[start Data in this exercise]

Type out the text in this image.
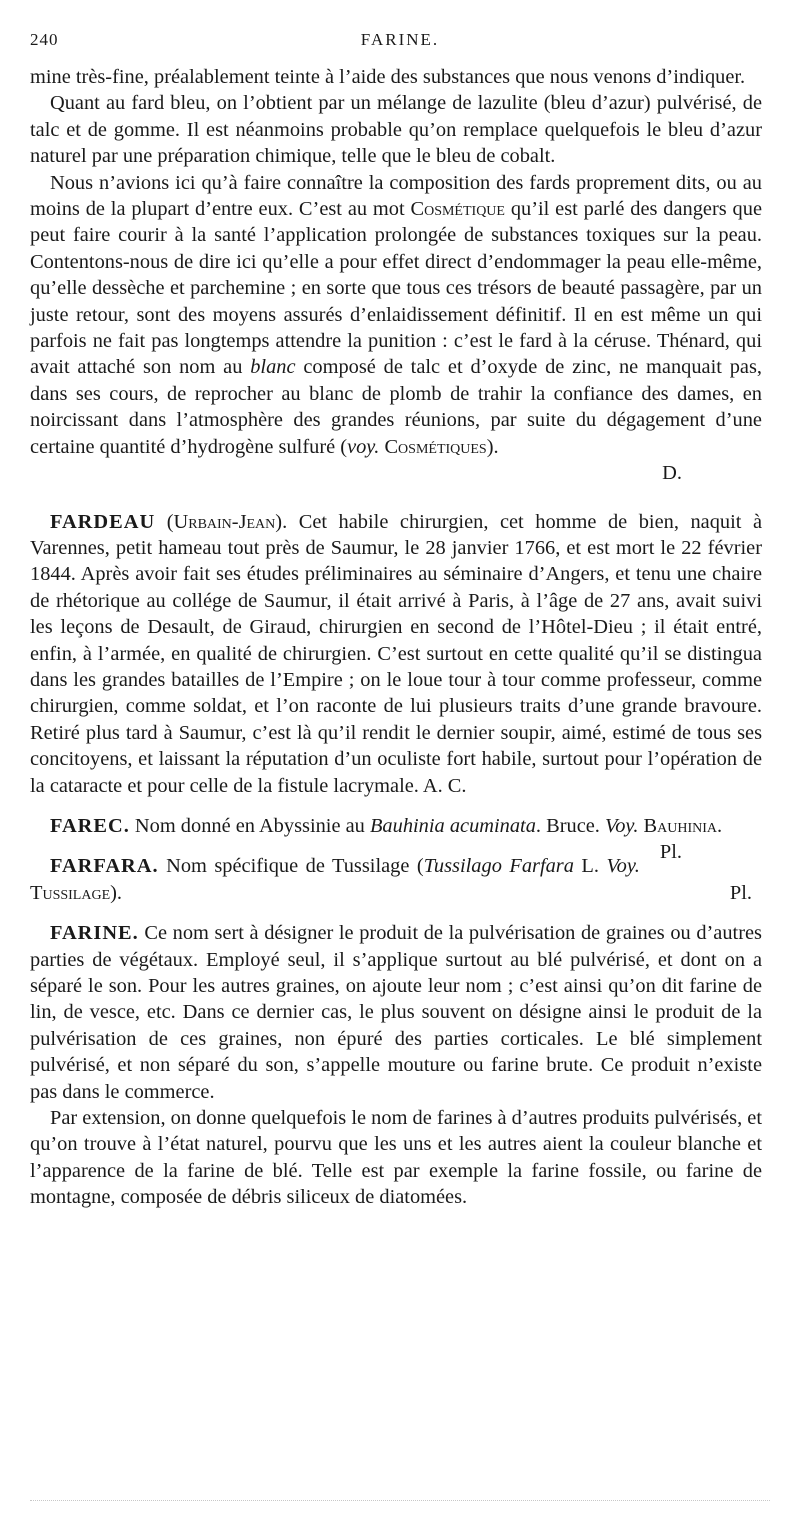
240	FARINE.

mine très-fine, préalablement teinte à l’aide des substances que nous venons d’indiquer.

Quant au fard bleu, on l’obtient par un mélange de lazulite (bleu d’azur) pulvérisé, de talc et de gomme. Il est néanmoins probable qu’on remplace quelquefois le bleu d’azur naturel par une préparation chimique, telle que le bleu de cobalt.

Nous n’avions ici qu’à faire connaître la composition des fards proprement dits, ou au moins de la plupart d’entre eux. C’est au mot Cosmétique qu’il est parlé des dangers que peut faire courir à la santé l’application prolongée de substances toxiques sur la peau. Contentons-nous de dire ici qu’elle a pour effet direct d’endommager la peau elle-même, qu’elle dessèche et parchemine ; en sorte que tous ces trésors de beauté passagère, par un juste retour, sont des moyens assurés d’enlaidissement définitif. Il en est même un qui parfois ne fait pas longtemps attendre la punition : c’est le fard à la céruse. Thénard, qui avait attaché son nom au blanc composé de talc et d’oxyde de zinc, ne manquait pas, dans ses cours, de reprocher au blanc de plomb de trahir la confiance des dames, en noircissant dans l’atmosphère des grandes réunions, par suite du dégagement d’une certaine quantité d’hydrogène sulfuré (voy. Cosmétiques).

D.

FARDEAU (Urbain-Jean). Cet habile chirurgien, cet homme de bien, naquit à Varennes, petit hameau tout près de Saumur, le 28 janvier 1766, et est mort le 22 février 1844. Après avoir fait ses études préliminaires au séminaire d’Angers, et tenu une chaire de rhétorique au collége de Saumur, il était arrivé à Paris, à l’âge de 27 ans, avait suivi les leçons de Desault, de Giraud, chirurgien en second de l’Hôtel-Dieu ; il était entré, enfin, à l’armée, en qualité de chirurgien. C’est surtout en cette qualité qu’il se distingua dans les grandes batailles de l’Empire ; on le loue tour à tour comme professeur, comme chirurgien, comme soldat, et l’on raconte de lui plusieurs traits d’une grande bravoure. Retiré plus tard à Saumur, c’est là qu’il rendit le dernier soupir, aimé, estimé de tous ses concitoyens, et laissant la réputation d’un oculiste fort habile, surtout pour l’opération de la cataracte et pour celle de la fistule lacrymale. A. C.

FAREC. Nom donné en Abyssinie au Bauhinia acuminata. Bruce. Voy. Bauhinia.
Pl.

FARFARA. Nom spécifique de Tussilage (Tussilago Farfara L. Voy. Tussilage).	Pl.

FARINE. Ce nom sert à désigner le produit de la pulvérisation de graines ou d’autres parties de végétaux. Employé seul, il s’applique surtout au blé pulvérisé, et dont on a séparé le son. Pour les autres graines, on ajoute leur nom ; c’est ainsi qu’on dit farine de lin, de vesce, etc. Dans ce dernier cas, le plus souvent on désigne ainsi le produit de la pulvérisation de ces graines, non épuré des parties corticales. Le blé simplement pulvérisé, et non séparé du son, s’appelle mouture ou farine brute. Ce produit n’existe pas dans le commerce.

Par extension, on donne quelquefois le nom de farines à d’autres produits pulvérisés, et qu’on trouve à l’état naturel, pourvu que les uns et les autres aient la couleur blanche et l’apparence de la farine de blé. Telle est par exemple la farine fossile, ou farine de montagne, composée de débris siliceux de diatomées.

[end Data in this exercise]
[start Data in this exercise]

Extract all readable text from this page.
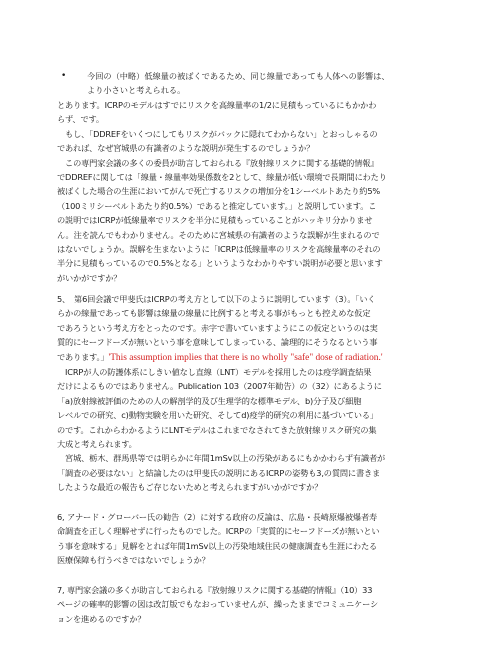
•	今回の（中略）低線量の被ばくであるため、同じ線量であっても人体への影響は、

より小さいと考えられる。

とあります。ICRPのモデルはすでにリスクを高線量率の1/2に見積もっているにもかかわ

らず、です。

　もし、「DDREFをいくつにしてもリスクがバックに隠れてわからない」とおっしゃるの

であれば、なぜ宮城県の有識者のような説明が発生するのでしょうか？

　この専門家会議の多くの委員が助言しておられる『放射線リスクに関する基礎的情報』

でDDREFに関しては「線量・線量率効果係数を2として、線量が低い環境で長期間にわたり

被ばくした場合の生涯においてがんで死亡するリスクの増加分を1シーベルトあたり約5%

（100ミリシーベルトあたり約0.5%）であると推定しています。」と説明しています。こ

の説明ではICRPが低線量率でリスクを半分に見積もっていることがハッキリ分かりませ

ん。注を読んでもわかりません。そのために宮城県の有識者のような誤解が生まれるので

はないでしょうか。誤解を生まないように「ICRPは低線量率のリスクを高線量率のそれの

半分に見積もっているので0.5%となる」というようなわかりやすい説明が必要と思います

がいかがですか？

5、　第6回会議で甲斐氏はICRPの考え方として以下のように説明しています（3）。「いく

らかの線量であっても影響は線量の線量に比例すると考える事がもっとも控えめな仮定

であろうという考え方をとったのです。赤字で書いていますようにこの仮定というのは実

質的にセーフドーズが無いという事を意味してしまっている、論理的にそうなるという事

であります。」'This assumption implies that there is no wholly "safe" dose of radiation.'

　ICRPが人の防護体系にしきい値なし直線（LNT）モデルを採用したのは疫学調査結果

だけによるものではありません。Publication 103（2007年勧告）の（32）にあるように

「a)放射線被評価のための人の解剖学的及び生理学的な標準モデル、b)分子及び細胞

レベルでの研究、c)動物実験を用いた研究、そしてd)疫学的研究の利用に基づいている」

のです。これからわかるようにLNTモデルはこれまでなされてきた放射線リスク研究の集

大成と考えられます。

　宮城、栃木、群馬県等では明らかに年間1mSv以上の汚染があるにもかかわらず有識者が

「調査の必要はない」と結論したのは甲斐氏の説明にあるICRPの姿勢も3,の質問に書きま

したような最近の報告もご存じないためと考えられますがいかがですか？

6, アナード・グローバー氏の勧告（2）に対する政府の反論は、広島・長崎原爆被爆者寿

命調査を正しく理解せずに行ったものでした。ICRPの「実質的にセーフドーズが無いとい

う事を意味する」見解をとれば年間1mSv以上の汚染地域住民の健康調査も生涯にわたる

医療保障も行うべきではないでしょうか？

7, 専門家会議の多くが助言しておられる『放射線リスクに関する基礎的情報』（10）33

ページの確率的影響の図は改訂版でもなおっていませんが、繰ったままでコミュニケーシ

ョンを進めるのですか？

[end Data in this exercise]

▸ **The request**
How many lines in the records above contain the word "naturel"? Reply with the number alone.

▸ **Result**
2